> _RECORD EXTRACTS_:

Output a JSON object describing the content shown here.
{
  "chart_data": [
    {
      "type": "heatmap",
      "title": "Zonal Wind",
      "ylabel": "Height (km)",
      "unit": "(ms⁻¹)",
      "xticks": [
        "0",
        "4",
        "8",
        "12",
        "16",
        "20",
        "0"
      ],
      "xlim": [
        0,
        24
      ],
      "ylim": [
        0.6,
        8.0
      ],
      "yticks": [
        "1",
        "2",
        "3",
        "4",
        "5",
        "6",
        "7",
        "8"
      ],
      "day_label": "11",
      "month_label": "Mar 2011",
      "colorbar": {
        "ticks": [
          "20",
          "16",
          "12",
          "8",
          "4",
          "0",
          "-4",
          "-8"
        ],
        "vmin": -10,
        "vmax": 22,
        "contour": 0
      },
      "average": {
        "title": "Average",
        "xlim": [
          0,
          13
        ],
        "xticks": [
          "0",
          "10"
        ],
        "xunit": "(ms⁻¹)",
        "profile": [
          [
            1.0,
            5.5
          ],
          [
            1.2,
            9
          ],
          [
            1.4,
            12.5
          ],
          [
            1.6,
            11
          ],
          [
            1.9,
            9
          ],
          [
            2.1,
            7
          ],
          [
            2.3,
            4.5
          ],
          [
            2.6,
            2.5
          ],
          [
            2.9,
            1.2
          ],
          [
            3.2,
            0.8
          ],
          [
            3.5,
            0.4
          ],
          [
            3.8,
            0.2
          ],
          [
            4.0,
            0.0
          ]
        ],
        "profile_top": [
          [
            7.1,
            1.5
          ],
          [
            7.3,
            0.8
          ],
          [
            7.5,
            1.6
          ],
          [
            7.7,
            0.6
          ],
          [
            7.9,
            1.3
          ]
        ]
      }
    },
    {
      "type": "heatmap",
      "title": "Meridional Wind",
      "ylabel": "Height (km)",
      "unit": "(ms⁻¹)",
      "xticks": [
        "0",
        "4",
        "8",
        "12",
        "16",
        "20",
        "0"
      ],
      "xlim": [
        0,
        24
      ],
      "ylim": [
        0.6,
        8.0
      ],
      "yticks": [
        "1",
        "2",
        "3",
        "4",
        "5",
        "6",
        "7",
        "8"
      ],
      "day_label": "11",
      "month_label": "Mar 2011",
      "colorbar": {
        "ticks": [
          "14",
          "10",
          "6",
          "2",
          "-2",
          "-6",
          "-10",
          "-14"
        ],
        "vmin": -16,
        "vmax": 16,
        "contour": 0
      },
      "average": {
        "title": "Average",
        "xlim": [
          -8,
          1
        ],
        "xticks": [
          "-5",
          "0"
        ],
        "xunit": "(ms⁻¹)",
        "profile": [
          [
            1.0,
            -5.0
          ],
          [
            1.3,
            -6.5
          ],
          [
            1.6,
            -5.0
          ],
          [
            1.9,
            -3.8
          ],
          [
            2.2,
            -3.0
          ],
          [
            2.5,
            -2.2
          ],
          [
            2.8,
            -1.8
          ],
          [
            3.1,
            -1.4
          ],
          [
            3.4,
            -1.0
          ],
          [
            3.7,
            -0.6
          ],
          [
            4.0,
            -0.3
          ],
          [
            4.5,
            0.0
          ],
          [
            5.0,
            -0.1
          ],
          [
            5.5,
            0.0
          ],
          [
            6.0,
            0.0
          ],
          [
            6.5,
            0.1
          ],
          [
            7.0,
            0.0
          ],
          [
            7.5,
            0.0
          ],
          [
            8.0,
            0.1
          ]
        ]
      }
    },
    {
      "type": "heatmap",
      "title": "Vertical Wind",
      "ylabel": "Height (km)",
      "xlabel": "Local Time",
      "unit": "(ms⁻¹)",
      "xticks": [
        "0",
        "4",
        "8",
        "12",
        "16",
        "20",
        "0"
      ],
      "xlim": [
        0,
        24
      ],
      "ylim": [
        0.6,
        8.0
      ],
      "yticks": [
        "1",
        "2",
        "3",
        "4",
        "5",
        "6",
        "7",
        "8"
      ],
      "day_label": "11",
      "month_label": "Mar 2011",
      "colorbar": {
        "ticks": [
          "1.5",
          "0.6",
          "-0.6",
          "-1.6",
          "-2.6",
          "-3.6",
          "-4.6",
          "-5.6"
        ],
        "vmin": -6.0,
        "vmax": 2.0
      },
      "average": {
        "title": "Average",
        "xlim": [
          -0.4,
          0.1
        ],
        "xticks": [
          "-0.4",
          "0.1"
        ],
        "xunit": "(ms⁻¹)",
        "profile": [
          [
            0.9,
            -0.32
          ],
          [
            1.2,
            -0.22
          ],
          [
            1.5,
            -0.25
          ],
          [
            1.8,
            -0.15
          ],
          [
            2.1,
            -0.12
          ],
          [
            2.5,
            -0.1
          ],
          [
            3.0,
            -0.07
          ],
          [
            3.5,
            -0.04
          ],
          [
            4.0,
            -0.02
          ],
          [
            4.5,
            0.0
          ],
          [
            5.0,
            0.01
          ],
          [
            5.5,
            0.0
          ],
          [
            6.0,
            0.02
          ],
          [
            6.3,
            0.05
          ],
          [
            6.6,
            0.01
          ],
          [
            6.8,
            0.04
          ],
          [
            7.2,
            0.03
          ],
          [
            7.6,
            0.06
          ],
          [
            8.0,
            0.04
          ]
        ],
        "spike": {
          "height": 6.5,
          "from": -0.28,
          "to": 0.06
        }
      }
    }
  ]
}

> _EXERCISE INSTRUCTIONS_: Retype the whole listing, matching it exactly.

> _TASK SOLUTION_:
Output a JSON object describing the content shown here.
{
  "chart_data": [
    {
      "type": "heatmap",
      "title": "Zonal Wind",
      "ylabel": "Height (km)",
      "unit": "(ms⁻¹)",
      "xticks": [
        "0",
        "4",
        "8",
        "12",
        "16",
        "20",
        "0"
      ],
      "xlim": [
        0,
        24
      ],
      "ylim": [
        0.6,
        8.0
      ],
      "yticks": [
        "1",
        "2",
        "3",
        "4",
        "5",
        "6",
        "7",
        "8"
      ],
      "day_label": "11",
      "month_label": "Mar 2011",
      "colorbar": {
        "ticks": [
          "20",
          "16",
          "12",
          "8",
          "4",
          "0",
          "-4",
          "-8"
        ],
        "vmin": -10,
        "vmax": 22,
        "contour": 0
      },
      "average": {
        "title": "Average",
        "xlim": [
          0,
          13
        ],
        "xticks": [
          "0",
          "10"
        ],
        "xunit": "(ms⁻¹)",
        "profile": [
          [
            1.0,
            5.5
          ],
          [
            1.2,
            9
          ],
          [
            1.4,
            12.5
          ],
          [
            1.6,
            11
          ],
          [
            1.9,
            9
          ],
          [
            2.1,
            7
          ],
          [
            2.3,
            4.5
          ],
          [
            2.6,
            2.5
          ],
          [
            2.9,
            1.2
          ],
          [
            3.2,
            0.8
          ],
          [
            3.5,
            0.4
          ],
          [
            3.8,
            0.2
          ],
          [
            4.0,
            0.0
          ]
        ],
        "profile_top": [
          [
            7.1,
            1.5
          ],
          [
            7.3,
            0.8
          ],
          [
            7.5,
            1.6
          ],
          [
            7.7,
            0.6
          ],
          [
            7.9,
            1.3
          ]
        ]
      }
    },
    {
      "type": "heatmap",
      "title": "Meridional Wind",
      "ylabel": "Height (km)",
      "unit": "(ms⁻¹)",
      "xticks": [
        "0",
        "4",
        "8",
        "12",
        "16",
        "20",
        "0"
      ],
      "xlim": [
        0,
        24
      ],
      "ylim": [
        0.6,
        8.0
      ],
      "yticks": [
        "1",
        "2",
        "3",
        "4",
        "5",
        "6",
        "7",
        "8"
      ],
      "day_label": "11",
      "month_label": "Mar 2011",
      "colorbar": {
        "ticks": [
          "14",
          "10",
          "6",
          "2",
          "-2",
          "-6",
          "-10",
          "-14"
        ],
        "vmin": -16,
        "vmax": 16,
        "contour": 0
      },
      "average": {
        "title": "Average",
        "xlim": [
          -8,
          1
        ],
        "xticks": [
          "-5",
          "0"
        ],
        "xunit": "(ms⁻¹)",
        "profile": [
          [
            1.0,
            -5.0
          ],
          [
            1.3,
            -6.5
          ],
          [
            1.6,
            -5.0
          ],
          [
            1.9,
            -3.8
          ],
          [
            2.2,
            -3.0
          ],
          [
            2.5,
            -2.2
          ],
          [
            2.8,
            -1.8
          ],
          [
            3.1,
            -1.4
          ],
          [
            3.4,
            -1.0
          ],
          [
            3.7,
            -0.6
          ],
          [
            4.0,
            -0.3
          ],
          [
            4.5,
            0.0
          ],
          [
            5.0,
            -0.1
          ],
          [
            5.5,
            0.0
          ],
          [
            6.0,
            0.0
          ],
          [
            6.5,
            0.1
          ],
          [
            7.0,
            0.0
          ],
          [
            7.5,
            0.0
          ],
          [
            8.0,
            0.1
          ]
        ]
      }
    },
    {
      "type": "heatmap",
      "title": "Vertical Wind",
      "ylabel": "Height (km)",
      "xlabel": "Local Time",
      "unit": "(ms⁻¹)",
      "xticks": [
        "0",
        "4",
        "8",
        "12",
        "16",
        "20",
        "0"
      ],
      "xlim": [
        0,
        24
      ],
      "ylim": [
        0.6,
        8.0
      ],
      "yticks": [
        "1",
        "2",
        "3",
        "4",
        "5",
        "6",
        "7",
        "8"
      ],
      "day_label": "11",
      "month_label": "Mar 2011",
      "colorbar": {
        "ticks": [
          "1.5",
          "0.6",
          "-0.6",
          "-1.6",
          "-2.6",
          "-3.6",
          "-4.6",
          "-5.6"
        ],
        "vmin": -6.0,
        "vmax": 2.0
      },
      "average": {
        "title": "Average",
        "xlim": [
          -0.4,
          0.1
        ],
        "xticks": [
          "-0.4",
          "0.1"
        ],
        "xunit": "(ms⁻¹)",
        "profile": [
          [
            0.9,
            -0.32
          ],
          [
            1.2,
            -0.22
          ],
          [
            1.5,
            -0.25
          ],
          [
            1.8,
            -0.15
          ],
          [
            2.1,
            -0.12
          ],
          [
            2.5,
            -0.1
          ],
          [
            3.0,
            -0.07
          ],
          [
            3.5,
            -0.04
          ],
          [
            4.0,
            -0.02
          ],
          [
            4.5,
            0.0
          ],
          [
            5.0,
            0.01
          ],
          [
            5.5,
            0.0
          ],
          [
            6.0,
            0.02
          ],
          [
            6.3,
            0.05
          ],
          [
            6.6,
            0.01
          ],
          [
            6.8,
            0.04
          ],
          [
            7.2,
            0.03
          ],
          [
            7.6,
            0.06
          ],
          [
            8.0,
            0.04
          ]
        ],
        "spike": {
          "height": 6.5,
          "from": -0.28,
          "to": 0.06
        }
      }
    }
  ]
}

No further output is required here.